→ **WHAT YOU ARE ASKED TO DO**
In the entries below, count every line with the word "Поселок". Return only the count.
■ ■ ■ ■
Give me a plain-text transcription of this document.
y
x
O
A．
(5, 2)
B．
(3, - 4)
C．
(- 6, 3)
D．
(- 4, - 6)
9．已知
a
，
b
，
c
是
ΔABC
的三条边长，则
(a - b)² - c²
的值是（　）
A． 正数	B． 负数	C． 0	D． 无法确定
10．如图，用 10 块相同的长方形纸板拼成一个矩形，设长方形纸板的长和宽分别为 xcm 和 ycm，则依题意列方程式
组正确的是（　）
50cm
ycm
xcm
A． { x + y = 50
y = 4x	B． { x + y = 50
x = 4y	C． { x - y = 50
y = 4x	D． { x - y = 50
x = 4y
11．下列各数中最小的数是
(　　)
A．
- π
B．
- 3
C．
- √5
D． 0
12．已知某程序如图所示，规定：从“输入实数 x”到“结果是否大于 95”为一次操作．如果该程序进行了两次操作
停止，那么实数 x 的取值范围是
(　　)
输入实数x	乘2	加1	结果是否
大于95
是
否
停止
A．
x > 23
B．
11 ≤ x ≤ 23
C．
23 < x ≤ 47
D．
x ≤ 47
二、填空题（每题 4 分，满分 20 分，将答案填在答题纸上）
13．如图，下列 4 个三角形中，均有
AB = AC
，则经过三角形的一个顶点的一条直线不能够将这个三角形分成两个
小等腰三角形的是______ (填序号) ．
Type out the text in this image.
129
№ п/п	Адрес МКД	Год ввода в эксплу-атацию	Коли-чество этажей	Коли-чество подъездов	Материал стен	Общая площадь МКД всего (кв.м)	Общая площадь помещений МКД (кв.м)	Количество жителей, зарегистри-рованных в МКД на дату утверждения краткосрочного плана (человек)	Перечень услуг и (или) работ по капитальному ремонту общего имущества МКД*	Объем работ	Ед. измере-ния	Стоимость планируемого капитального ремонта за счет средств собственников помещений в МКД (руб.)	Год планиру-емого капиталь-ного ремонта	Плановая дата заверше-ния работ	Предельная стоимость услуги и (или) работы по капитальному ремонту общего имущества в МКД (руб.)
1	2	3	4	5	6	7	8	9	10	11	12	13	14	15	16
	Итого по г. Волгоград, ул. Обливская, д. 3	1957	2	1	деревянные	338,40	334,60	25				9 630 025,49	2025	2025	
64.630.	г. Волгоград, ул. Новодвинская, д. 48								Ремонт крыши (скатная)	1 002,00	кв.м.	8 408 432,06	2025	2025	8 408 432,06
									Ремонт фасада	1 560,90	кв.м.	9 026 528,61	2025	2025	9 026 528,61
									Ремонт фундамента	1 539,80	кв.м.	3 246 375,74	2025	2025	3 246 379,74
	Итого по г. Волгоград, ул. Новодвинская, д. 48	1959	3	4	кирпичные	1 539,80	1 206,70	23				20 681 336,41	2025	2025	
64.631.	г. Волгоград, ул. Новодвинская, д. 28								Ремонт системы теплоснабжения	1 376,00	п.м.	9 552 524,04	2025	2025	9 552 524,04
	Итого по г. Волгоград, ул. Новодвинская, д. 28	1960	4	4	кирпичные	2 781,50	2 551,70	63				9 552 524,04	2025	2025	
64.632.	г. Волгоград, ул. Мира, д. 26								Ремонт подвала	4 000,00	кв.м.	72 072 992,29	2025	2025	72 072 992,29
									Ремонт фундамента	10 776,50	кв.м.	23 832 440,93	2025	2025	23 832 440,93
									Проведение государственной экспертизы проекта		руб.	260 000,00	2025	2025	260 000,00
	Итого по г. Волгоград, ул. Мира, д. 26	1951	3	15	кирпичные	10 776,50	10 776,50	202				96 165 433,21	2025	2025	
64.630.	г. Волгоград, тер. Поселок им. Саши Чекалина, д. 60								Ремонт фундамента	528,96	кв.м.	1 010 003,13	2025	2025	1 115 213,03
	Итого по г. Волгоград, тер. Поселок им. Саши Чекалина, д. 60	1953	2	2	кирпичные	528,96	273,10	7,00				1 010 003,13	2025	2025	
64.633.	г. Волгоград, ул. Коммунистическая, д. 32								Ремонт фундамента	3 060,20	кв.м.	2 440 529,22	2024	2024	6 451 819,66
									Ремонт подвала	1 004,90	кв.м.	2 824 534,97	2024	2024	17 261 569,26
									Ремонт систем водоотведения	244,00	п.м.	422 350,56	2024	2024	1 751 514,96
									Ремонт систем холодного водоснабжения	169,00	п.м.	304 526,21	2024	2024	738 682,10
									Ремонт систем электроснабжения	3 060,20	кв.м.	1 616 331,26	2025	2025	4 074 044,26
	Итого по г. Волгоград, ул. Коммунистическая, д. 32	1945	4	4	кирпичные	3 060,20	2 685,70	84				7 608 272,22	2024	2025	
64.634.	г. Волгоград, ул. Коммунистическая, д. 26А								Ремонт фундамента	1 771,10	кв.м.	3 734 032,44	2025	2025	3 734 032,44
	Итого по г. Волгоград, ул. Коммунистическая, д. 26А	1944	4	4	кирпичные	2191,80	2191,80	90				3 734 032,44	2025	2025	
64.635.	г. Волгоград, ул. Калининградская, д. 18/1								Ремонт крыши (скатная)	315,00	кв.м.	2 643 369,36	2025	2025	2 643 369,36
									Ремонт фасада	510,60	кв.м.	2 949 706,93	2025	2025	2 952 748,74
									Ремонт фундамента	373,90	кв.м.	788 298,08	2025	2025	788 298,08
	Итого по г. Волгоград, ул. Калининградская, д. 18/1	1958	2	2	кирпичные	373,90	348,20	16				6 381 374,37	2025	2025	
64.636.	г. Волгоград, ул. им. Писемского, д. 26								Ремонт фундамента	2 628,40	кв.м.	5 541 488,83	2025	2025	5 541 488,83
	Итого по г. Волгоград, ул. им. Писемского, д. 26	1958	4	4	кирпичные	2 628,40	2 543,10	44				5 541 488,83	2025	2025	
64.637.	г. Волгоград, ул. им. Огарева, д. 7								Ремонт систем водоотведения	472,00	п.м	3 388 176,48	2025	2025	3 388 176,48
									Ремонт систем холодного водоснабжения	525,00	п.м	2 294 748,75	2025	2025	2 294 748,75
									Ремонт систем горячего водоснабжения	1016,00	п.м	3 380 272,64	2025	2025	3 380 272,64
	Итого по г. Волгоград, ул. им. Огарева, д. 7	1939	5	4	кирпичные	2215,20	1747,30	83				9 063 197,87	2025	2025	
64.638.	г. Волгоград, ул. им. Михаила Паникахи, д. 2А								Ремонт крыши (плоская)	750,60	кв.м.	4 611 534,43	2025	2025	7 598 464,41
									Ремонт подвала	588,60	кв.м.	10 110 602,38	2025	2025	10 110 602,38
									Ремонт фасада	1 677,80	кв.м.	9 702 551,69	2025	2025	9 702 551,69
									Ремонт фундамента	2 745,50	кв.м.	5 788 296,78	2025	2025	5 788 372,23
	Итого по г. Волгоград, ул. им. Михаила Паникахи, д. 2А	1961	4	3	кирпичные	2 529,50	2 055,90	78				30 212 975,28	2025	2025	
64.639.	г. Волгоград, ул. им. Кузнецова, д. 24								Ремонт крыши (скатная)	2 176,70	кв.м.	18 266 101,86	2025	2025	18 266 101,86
■ ■ ■ ■
→ **OUTPUT FOR THIS TASK**
2